**MATERIAL SHOWN**:
-----
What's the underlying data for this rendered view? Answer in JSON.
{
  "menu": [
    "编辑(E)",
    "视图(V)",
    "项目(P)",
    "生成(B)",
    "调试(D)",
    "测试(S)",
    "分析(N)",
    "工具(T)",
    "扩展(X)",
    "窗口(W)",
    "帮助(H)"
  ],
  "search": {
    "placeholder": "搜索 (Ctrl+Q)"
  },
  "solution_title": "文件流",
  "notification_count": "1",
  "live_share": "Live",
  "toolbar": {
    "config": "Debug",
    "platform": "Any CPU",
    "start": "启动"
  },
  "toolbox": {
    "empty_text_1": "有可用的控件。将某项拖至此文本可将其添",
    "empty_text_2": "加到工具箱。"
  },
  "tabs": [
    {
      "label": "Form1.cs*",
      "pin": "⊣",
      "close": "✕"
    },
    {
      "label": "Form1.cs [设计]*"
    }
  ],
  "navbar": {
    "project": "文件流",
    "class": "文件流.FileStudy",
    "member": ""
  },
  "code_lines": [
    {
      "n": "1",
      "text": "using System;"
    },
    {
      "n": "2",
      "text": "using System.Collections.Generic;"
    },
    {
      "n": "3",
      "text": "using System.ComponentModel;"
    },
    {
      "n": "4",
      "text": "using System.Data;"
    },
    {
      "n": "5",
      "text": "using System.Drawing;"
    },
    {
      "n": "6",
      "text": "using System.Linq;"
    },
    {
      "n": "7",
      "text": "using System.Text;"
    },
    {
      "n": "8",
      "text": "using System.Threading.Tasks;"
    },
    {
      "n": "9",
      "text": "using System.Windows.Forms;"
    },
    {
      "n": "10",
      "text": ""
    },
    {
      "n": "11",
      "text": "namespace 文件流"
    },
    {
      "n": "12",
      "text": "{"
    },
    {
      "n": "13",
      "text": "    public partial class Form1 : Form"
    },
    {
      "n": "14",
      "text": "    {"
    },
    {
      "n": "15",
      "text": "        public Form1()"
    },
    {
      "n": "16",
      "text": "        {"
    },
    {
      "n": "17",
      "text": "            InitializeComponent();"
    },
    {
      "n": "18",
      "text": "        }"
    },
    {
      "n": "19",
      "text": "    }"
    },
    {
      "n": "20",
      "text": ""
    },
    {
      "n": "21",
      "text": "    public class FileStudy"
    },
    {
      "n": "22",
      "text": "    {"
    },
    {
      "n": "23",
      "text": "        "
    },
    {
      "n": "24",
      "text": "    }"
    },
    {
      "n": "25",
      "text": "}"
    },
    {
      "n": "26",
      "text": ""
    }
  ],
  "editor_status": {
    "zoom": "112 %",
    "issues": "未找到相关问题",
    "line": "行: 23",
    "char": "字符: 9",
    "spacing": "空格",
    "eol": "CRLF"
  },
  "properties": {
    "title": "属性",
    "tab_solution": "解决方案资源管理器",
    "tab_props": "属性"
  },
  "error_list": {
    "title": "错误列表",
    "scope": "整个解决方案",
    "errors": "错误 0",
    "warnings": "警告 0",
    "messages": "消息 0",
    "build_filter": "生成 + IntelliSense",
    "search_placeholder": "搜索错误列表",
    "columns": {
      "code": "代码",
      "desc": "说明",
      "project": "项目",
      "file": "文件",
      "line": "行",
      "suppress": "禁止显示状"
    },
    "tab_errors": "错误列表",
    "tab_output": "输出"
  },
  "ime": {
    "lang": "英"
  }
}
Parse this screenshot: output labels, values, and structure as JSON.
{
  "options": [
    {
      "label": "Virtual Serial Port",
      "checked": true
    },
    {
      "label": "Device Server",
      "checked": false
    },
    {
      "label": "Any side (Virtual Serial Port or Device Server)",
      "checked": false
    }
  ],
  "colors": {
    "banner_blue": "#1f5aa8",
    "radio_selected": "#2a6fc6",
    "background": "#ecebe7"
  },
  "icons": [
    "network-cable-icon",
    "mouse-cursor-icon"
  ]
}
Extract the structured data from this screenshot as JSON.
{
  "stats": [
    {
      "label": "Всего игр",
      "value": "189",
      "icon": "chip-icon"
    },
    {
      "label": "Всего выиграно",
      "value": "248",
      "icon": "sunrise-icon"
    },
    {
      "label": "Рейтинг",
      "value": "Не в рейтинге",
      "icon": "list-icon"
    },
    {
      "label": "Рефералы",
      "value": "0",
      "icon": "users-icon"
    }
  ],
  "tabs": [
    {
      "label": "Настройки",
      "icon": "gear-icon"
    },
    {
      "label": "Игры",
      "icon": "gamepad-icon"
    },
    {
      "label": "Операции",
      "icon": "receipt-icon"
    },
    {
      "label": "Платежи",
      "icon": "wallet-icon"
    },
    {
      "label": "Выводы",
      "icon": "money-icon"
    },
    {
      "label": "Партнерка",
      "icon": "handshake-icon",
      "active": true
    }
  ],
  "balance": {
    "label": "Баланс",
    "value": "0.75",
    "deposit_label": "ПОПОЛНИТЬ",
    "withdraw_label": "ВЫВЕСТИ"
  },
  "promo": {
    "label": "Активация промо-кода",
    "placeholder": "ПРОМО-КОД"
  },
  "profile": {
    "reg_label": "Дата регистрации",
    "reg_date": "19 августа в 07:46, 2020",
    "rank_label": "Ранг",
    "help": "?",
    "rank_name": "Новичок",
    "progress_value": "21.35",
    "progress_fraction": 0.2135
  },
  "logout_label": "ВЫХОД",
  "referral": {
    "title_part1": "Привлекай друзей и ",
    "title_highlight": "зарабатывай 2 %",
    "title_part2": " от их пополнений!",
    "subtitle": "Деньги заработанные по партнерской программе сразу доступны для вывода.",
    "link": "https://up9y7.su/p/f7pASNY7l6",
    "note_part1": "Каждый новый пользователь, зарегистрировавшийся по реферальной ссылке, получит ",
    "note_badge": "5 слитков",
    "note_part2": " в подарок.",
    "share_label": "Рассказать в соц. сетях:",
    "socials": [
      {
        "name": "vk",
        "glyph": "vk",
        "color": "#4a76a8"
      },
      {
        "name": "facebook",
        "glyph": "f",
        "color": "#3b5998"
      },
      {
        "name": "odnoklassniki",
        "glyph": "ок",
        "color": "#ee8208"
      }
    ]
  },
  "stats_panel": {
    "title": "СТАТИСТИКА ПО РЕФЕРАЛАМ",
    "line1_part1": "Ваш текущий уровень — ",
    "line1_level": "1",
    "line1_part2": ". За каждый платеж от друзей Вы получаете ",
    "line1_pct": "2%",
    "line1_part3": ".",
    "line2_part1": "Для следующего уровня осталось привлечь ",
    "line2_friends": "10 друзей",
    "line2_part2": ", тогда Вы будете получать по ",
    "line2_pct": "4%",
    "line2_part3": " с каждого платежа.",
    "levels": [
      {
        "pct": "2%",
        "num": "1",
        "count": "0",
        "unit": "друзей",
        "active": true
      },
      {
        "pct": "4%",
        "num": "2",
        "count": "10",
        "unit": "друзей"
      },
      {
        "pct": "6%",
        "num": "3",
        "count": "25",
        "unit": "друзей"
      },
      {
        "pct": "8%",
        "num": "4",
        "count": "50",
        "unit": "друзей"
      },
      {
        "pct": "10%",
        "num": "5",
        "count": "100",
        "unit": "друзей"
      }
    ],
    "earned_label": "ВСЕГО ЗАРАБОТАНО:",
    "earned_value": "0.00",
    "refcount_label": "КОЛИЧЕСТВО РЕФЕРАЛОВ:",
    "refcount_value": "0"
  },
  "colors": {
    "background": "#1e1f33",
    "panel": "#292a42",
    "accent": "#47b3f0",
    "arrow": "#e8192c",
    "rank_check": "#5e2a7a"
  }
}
-----
**TASK REQUIREMENTS**:
Repeat every entry word for word.

**SOLVED PROBLEM**:
What's the underlying data for this rendered view? Answer in JSON.
{
  "menu": [
    "编辑(E)",
    "视图(V)",
    "项目(P)",
    "生成(B)",
    "调试(D)",
    "测试(S)",
    "分析(N)",
    "工具(T)",
    "扩展(X)",
    "窗口(W)",
    "帮助(H)"
  ],
  "search": {
    "placeholder": "搜索 (Ctrl+Q)"
  },
  "solution_title": "文件流",
  "notification_count": "1",
  "live_share": "Live",
  "toolbar": {
    "config": "Debug",
    "platform": "Any CPU",
    "start": "启动"
  },
  "toolbox": {
    "empty_text_1": "有可用的控件。将某项拖至此文本可将其添",
    "empty_text_2": "加到工具箱。"
  },
  "tabs": [
    {
      "label": "Form1.cs*",
      "pin": "⊣",
      "close": "✕"
    },
    {
      "label": "Form1.cs [设计]*"
    }
  ],
  "navbar": {
    "project": "文件流",
    "class": "文件流.FileStudy",
    "member": ""
  },
  "code_lines": [
    {
      "n": "1",
      "text": "using System;"
    },
    {
      "n": "2",
      "text": "using System.Collections.Generic;"
    },
    {
      "n": "3",
      "text": "using System.ComponentModel;"
    },
    {
      "n": "4",
      "text": "using System.Data;"
    },
    {
      "n": "5",
      "text": "using System.Drawing;"
    },
    {
      "n": "6",
      "text": "using System.Linq;"
    },
    {
      "n": "7",
      "text": "using System.Text;"
    },
    {
      "n": "8",
      "text": "using System.Threading.Tasks;"
    },
    {
      "n": "9",
      "text": "using System.Windows.Forms;"
    },
    {
      "n": "10",
      "text": ""
    },
    {
      "n": "11",
      "text": "namespace 文件流"
    },
    {
      "n": "12",
      "text": "{"
    },
    {
      "n": "13",
      "text": "    public partial class Form1 : Form"
    },
    {
      "n": "14",
      "text": "    {"
    },
    {
      "n": "15",
      "text": "        public Form1()"
    },
    {
      "n": "16",
      "text": "        {"
    },
    {
      "n": "17",
      "text": "            InitializeComponent();"
    },
    {
      "n": "18",
      "text": "        }"
    },
    {
      "n": "19",
      "text": "    }"
    },
    {
      "n": "20",
      "text": ""
    },
    {
      "n": "21",
      "text": "    public class FileStudy"
    },
    {
      "n": "22",
      "text": "    {"
    },
    {
      "n": "23",
      "text": "        "
    },
    {
      "n": "24",
      "text": "    }"
    },
    {
      "n": "25",
      "text": "}"
    },
    {
      "n": "26",
      "text": ""
    }
  ],
  "editor_status": {
    "zoom": "112 %",
    "issues": "未找到相关问题",
    "line": "行: 23",
    "char": "字符: 9",
    "spacing": "空格",
    "eol": "CRLF"
  },
  "properties": {
    "title": "属性",
    "tab_solution": "解决方案资源管理器",
    "tab_props": "属性"
  },
  "error_list": {
    "title": "错误列表",
    "scope": "整个解决方案",
    "errors": "错误 0",
    "warnings": "警告 0",
    "messages": "消息 0",
    "build_filter": "生成 + IntelliSense",
    "search_placeholder": "搜索错误列表",
    "columns": {
      "code": "代码",
      "desc": "说明",
      "project": "项目",
      "file": "文件",
      "line": "行",
      "suppress": "禁止显示状"
    },
    "tab_errors": "错误列表",
    "tab_output": "输出"
  },
  "ime": {
    "lang": "英"
  }
}
Parse this screenshot: output labels, values, and structure as JSON.
{
  "options": [
    {
      "label": "Virtual Serial Port",
      "checked": true
    },
    {
      "label": "Device Server",
      "checked": false
    },
    {
      "label": "Any side (Virtual Serial Port or Device Server)",
      "checked": false
    }
  ],
  "colors": {
    "banner_blue": "#1f5aa8",
    "radio_selected": "#2a6fc6",
    "background": "#ecebe7"
  },
  "icons": [
    "network-cable-icon",
    "mouse-cursor-icon"
  ]
}
Extract the structured data from this screenshot as JSON.
{
  "stats": [
    {
      "label": "Всего игр",
      "value": "189",
      "icon": "chip-icon"
    },
    {
      "label": "Всего выиграно",
      "value": "248",
      "icon": "sunrise-icon"
    },
    {
      "label": "Рейтинг",
      "value": "Не в рейтинге",
      "icon": "list-icon"
    },
    {
      "label": "Рефералы",
      "value": "0",
      "icon": "users-icon"
    }
  ],
  "tabs": [
    {
      "label": "Настройки",
      "icon": "gear-icon"
    },
    {
      "label": "Игры",
      "icon": "gamepad-icon"
    },
    {
      "label": "Операции",
      "icon": "receipt-icon"
    },
    {
      "label": "Платежи",
      "icon": "wallet-icon"
    },
    {
      "label": "Выводы",
      "icon": "money-icon"
    },
    {
      "label": "Партнерка",
      "icon": "handshake-icon",
      "active": true
    }
  ],
  "balance": {
    "label": "Баланс",
    "value": "0.75",
    "deposit_label": "ПОПОЛНИТЬ",
    "withdraw_label": "ВЫВЕСТИ"
  },
  "promo": {
    "label": "Активация промо-кода",
    "placeholder": "ПРОМО-КОД"
  },
  "profile": {
    "reg_label": "Дата регистрации",
    "reg_date": "19 августа в 07:46, 2020",
    "rank_label": "Ранг",
    "help": "?",
    "rank_name": "Новичок",
    "progress_value": "21.35",
    "progress_fraction": 0.2135
  },
  "logout_label": "ВЫХОД",
  "referral": {
    "title_part1": "Привлекай друзей и ",
    "title_highlight": "зарабатывай 2 %",
    "title_part2": " от их пополнений!",
    "subtitle": "Деньги заработанные по партнерской программе сразу доступны для вывода.",
    "link": "https://up9y7.su/p/f7pASNY7l6",
    "note_part1": "Каждый новый пользователь, зарегистрировавшийся по реферальной ссылке, получит ",
    "note_badge": "5 слитков",
    "note_part2": " в подарок.",
    "share_label": "Рассказать в соц. сетях:",
    "socials": [
      {
        "name": "vk",
        "glyph": "vk",
        "color": "#4a76a8"
      },
      {
        "name": "facebook",
        "glyph": "f",
        "color": "#3b5998"
      },
      {
        "name": "odnoklassniki",
        "glyph": "ок",
        "color": "#ee8208"
      }
    ]
  },
  "stats_panel": {
    "title": "СТАТИСТИКА ПО РЕФЕРАЛАМ",
    "line1_part1": "Ваш текущий уровень — ",
    "line1_level": "1",
    "line1_part2": ". За каждый платеж от друзей Вы получаете ",
    "line1_pct": "2%",
    "line1_part3": ".",
    "line2_part1": "Для следующего уровня осталось привлечь ",
    "line2_friends": "10 друзей",
    "line2_part2": ", тогда Вы будете получать по ",
    "line2_pct": "4%",
    "line2_part3": " с каждого платежа.",
    "levels": [
      {
        "pct": "2%",
        "num": "1",
        "count": "0",
        "unit": "друзей",
        "active": true
      },
      {
        "pct": "4%",
        "num": "2",
        "count": "10",
        "unit": "друзей"
      },
      {
        "pct": "6%",
        "num": "3",
        "count": "25",
        "unit": "друзей"
      },
      {
        "pct": "8%",
        "num": "4",
        "count": "50",
        "unit": "друзей"
      },
      {
        "pct": "10%",
        "num": "5",
        "count": "100",
        "unit": "друзей"
      }
    ],
    "earned_label": "ВСЕГО ЗАРАБОТАНО:",
    "earned_value": "0.00",
    "refcount_label": "КОЛИЧЕСТВО РЕФЕРАЛОВ:",
    "refcount_value": "0"
  },
  "colors": {
    "background": "#1e1f33",
    "panel": "#292a42",
    "accent": "#47b3f0",
    "arrow": "#e8192c",
    "rank_check": "#5e2a7a"
  }
}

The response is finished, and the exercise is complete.